- [Your instructions]:
Retype every one of the records below, keeping each line and character unchanged.

- [Exercise input]:

=======

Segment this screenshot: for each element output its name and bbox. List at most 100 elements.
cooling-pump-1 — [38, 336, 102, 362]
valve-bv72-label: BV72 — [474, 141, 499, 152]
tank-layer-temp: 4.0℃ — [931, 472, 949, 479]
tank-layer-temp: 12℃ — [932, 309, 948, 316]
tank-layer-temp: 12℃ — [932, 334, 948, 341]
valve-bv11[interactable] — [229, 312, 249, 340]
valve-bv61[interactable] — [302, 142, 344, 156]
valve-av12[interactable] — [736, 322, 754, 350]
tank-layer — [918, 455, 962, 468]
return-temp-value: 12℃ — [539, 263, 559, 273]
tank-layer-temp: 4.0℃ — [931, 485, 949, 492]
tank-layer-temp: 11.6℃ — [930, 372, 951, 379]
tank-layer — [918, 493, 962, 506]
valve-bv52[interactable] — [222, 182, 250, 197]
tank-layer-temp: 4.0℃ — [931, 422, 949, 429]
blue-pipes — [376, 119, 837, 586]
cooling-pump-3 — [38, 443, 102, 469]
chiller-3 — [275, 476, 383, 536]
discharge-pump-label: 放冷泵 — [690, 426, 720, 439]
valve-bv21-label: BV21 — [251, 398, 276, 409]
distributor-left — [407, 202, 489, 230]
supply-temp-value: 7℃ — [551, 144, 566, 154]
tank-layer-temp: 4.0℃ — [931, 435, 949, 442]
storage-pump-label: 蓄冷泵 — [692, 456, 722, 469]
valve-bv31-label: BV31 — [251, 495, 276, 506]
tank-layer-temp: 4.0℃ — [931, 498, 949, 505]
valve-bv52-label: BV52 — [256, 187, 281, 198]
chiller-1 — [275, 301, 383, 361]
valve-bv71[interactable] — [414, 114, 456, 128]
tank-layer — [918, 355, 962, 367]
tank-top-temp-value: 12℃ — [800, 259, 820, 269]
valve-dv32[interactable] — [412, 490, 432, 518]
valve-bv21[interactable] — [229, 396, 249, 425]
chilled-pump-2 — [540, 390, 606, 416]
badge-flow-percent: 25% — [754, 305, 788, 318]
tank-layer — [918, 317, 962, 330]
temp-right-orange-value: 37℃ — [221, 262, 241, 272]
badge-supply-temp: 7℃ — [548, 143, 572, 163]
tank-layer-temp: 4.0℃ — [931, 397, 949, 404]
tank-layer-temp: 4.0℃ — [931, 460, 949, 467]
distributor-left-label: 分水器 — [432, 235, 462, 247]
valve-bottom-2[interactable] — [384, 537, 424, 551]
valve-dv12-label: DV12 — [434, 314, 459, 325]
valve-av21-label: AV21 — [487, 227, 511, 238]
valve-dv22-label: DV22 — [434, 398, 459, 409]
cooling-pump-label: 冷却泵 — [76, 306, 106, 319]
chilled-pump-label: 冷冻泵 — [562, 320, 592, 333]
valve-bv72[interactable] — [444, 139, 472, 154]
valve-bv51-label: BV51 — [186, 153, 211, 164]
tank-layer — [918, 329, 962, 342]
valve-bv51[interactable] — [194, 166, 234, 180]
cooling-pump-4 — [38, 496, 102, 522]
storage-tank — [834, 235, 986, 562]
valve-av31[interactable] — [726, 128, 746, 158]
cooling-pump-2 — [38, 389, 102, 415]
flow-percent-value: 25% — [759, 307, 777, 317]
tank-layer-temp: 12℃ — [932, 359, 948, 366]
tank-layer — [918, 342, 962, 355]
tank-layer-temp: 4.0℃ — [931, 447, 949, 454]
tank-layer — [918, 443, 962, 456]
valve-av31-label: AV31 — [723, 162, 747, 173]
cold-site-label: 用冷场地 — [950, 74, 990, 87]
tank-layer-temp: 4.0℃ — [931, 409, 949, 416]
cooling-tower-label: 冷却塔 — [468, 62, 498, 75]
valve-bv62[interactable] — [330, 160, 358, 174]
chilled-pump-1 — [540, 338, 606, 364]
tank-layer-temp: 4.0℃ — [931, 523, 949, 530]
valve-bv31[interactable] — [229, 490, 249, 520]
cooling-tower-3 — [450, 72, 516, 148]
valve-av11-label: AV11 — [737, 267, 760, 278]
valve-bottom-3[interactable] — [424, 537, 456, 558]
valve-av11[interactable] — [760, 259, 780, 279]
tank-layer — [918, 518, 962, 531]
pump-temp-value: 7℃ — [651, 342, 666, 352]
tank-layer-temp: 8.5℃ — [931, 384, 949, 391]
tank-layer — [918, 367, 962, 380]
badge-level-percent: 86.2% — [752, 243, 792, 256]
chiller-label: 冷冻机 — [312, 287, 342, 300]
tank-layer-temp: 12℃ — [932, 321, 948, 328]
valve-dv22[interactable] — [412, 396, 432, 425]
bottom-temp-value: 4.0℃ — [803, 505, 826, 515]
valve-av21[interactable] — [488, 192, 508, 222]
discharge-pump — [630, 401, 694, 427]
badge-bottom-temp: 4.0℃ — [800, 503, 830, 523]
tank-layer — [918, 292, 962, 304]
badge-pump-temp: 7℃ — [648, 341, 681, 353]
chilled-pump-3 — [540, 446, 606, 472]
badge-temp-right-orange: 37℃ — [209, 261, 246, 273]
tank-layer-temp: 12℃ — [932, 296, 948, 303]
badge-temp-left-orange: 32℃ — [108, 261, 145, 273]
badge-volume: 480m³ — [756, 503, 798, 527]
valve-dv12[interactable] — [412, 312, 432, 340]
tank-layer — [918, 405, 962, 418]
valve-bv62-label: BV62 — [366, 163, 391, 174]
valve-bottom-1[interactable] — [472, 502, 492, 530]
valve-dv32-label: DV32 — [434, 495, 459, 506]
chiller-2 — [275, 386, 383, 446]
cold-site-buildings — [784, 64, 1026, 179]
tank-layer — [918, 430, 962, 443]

=======

- [Task output]:
Segment this screenshot: for each element output its name and bbox. List at most 100 elements.
cooling-pump-1 — [38, 336, 102, 362]
valve-bv72-label: BV72 — [474, 141, 499, 152]
tank-layer-temp: 4.0℃ — [931, 472, 949, 479]
tank-layer-temp: 12℃ — [932, 309, 948, 316]
tank-layer-temp: 12℃ — [932, 334, 948, 341]
valve-bv11[interactable] — [229, 312, 249, 340]
valve-bv61[interactable] — [302, 142, 344, 156]
valve-av12[interactable] — [736, 322, 754, 350]
tank-layer — [918, 455, 962, 468]
return-temp-value: 12℃ — [539, 263, 559, 273]
tank-layer-temp: 4.0℃ — [931, 485, 949, 492]
tank-layer-temp: 11.6℃ — [930, 372, 951, 379]
tank-layer — [918, 493, 962, 506]
valve-bv52[interactable] — [222, 182, 250, 197]
tank-layer-temp: 4.0℃ — [931, 422, 949, 429]
blue-pipes — [376, 119, 837, 586]
cooling-pump-3 — [38, 443, 102, 469]
chiller-3 — [275, 476, 383, 536]
discharge-pump-label: 放冷泵 — [690, 426, 720, 439]
valve-bv21-label: BV21 — [251, 398, 276, 409]
distributor-left — [407, 202, 489, 230]
supply-temp-value: 7℃ — [551, 144, 566, 154]
tank-layer-temp: 4.0℃ — [931, 435, 949, 442]
storage-pump-label: 蓄冷泵 — [692, 456, 722, 469]
valve-bv31-label: BV31 — [251, 495, 276, 506]
tank-layer-temp: 4.0℃ — [931, 498, 949, 505]
valve-bv52-label: BV52 — [256, 187, 281, 198]
chiller-1 — [275, 301, 383, 361]
valve-bv71[interactable] — [414, 114, 456, 128]
tank-layer — [918, 355, 962, 367]
tank-top-temp-value: 12℃ — [800, 259, 820, 269]
valve-dv32[interactable] — [412, 490, 432, 518]
valve-bv21[interactable] — [229, 396, 249, 425]
chilled-pump-2 — [540, 390, 606, 416]
badge-flow-percent: 25% — [754, 305, 788, 318]
tank-layer — [918, 317, 962, 330]
temp-right-orange-value: 37℃ — [221, 262, 241, 272]
badge-supply-temp: 7℃ — [548, 143, 572, 163]
tank-layer-temp: 4.0℃ — [931, 397, 949, 404]
tank-layer-temp: 4.0℃ — [931, 460, 949, 467]
distributor-left-label: 分水器 — [432, 235, 462, 247]
valve-bottom-2[interactable] — [384, 537, 424, 551]
valve-dv12-label: DV12 — [434, 314, 459, 325]
valve-av21-label: AV21 — [487, 227, 511, 238]
valve-dv22-label: DV22 — [434, 398, 459, 409]
cooling-pump-label: 冷却泵 — [76, 306, 106, 319]
chilled-pump-label: 冷冻泵 — [562, 320, 592, 333]
valve-bv72[interactable] — [444, 139, 472, 154]
valve-bv51-label: BV51 — [186, 153, 211, 164]
tank-layer — [918, 329, 962, 342]
valve-bv51[interactable] — [194, 166, 234, 180]
cooling-pump-4 — [38, 496, 102, 522]
storage-tank — [834, 235, 986, 562]
valve-av31[interactable] — [726, 128, 746, 158]
cooling-pump-2 — [38, 389, 102, 415]
flow-percent-value: 25% — [759, 307, 777, 317]
tank-layer-temp: 12℃ — [932, 359, 948, 366]
tank-layer — [918, 342, 962, 355]
tank-layer-temp: 4.0℃ — [931, 447, 949, 454]
tank-layer — [918, 443, 962, 456]
valve-av31-label: AV31 — [723, 162, 747, 173]
cold-site-label: 用冷场地 — [950, 74, 990, 87]
tank-layer-temp: 4.0℃ — [931, 409, 949, 416]
cooling-tower-label: 冷却塔 — [468, 62, 498, 75]
valve-bv62[interactable] — [330, 160, 358, 174]
chilled-pump-1 — [540, 338, 606, 364]
tank-layer-temp: 4.0℃ — [931, 523, 949, 530]
valve-bv31[interactable] — [229, 490, 249, 520]
cooling-tower-3 — [450, 72, 516, 148]
valve-av11-label: AV11 — [737, 267, 760, 278]
valve-bottom-3[interactable] — [424, 537, 456, 558]
valve-av11[interactable] — [760, 259, 780, 279]
tank-layer — [918, 518, 962, 531]
pump-temp-value: 7℃ — [651, 342, 666, 352]
tank-layer-temp: 8.5℃ — [931, 384, 949, 391]
tank-layer — [918, 367, 962, 380]
badge-level-percent: 86.2% — [752, 243, 792, 256]
chiller-label: 冷冻机 — [312, 287, 342, 300]
tank-layer-temp: 12℃ — [932, 321, 948, 328]
valve-dv22[interactable] — [412, 396, 432, 425]
bottom-temp-value: 4.0℃ — [803, 505, 826, 515]
valve-av21[interactable] — [488, 192, 508, 222]
discharge-pump — [630, 401, 694, 427]
badge-bottom-temp: 4.0℃ — [800, 503, 830, 523]
tank-layer — [918, 292, 962, 304]
badge-pump-temp: 7℃ — [648, 341, 681, 353]
chilled-pump-3 — [540, 446, 606, 472]
badge-temp-right-orange: 37℃ — [209, 261, 246, 273]
tank-layer-temp: 12℃ — [932, 296, 948, 303]
badge-temp-left-orange: 32℃ — [108, 261, 145, 273]
badge-volume: 480m³ — [756, 503, 798, 527]
valve-dv12[interactable] — [412, 312, 432, 340]
tank-layer — [918, 405, 962, 418]
valve-bv62-label: BV62 — [366, 163, 391, 174]
valve-bottom-1[interactable] — [472, 502, 492, 530]
valve-dv32-label: DV32 — [434, 495, 459, 506]
chiller-2 — [275, 386, 383, 446]
cold-site-buildings — [784, 64, 1026, 179]
tank-layer — [918, 430, 962, 443]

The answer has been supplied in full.